WORK TASK:
Every line of the following records that includes "Erneuerungen" should be copied.

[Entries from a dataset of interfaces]
^^^^^^^^^^^^^^^^

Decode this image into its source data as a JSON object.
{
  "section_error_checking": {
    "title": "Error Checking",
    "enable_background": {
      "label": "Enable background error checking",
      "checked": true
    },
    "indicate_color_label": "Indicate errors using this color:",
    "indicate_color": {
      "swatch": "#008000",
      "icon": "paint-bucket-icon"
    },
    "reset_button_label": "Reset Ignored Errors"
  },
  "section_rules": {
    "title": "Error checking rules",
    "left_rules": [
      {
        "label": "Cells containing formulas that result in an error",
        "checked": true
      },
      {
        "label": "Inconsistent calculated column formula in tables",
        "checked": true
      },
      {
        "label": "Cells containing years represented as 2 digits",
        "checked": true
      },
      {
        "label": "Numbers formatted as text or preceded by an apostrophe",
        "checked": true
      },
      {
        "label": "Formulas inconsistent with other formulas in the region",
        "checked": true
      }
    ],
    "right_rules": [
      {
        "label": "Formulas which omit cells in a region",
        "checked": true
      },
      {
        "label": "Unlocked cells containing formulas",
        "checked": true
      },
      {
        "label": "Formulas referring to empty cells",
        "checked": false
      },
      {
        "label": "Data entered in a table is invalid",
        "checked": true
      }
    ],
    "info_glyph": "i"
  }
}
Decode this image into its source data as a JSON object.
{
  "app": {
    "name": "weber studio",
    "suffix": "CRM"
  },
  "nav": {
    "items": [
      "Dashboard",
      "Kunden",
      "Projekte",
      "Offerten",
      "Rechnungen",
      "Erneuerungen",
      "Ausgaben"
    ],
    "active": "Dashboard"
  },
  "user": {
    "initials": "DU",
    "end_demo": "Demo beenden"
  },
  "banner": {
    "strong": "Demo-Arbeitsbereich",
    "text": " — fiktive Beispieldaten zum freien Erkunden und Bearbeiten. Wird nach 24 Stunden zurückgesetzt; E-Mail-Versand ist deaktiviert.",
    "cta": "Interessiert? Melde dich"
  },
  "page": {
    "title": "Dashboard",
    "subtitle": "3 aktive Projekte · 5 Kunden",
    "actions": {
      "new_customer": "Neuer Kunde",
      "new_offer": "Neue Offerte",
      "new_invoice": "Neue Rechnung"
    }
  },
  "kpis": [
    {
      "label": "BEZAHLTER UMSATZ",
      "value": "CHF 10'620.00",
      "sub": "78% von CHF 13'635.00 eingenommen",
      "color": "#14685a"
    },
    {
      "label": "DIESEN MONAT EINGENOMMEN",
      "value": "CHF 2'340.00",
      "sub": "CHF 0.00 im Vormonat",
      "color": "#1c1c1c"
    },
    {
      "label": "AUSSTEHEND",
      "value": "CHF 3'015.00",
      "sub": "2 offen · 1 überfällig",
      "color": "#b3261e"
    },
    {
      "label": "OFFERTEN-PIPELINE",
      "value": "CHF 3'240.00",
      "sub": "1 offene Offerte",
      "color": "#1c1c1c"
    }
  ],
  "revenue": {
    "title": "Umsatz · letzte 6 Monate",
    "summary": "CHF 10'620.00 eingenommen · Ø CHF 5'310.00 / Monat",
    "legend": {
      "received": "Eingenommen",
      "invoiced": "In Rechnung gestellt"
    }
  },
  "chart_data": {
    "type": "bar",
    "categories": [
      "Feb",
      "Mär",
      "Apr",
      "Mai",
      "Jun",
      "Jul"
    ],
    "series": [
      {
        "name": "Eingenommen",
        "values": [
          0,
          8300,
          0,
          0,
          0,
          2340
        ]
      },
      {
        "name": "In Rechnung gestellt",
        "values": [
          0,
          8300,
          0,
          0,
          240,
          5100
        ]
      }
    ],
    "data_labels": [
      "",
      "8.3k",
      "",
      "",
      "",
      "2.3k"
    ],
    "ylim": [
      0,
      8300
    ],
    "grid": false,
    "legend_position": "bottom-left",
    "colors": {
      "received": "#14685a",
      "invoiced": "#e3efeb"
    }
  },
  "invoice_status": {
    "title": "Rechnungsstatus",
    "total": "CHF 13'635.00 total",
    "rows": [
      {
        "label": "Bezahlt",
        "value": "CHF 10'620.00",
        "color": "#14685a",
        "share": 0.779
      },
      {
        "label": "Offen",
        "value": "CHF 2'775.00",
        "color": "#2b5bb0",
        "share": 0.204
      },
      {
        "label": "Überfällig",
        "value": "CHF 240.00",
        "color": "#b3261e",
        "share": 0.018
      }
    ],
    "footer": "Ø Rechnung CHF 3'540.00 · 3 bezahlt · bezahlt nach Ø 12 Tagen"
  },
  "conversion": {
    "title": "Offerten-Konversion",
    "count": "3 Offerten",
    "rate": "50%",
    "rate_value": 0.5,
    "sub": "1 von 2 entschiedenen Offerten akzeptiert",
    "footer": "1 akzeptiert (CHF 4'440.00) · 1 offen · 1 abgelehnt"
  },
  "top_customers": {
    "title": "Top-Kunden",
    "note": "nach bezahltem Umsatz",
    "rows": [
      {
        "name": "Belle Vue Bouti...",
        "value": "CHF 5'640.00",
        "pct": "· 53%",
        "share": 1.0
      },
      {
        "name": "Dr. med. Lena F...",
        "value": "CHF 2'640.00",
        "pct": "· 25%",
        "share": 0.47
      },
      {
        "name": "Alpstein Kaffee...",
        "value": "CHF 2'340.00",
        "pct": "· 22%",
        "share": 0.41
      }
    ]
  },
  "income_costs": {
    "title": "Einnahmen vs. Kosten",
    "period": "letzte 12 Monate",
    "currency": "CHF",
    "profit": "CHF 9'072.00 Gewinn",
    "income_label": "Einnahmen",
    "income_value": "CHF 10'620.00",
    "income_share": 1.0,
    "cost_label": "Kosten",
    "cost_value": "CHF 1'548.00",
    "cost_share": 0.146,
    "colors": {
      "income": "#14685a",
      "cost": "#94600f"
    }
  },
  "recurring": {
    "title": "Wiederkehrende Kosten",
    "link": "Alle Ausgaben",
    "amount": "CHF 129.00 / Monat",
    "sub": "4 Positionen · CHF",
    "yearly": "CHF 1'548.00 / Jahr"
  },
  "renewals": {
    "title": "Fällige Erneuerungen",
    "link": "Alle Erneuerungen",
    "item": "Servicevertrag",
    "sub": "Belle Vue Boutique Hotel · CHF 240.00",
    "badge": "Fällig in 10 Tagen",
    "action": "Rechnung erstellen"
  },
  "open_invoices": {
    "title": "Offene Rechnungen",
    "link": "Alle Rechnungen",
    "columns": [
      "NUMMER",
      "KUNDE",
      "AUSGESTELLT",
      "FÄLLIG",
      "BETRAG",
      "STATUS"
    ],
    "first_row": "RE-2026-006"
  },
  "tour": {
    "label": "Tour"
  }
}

^^^^^^^^^^^^^^^^

PROBLEM SOLUTION:
      "Erneuerungen",
    "title": "Fällige Erneuerungen",
    "link": "Alle Erneuerungen",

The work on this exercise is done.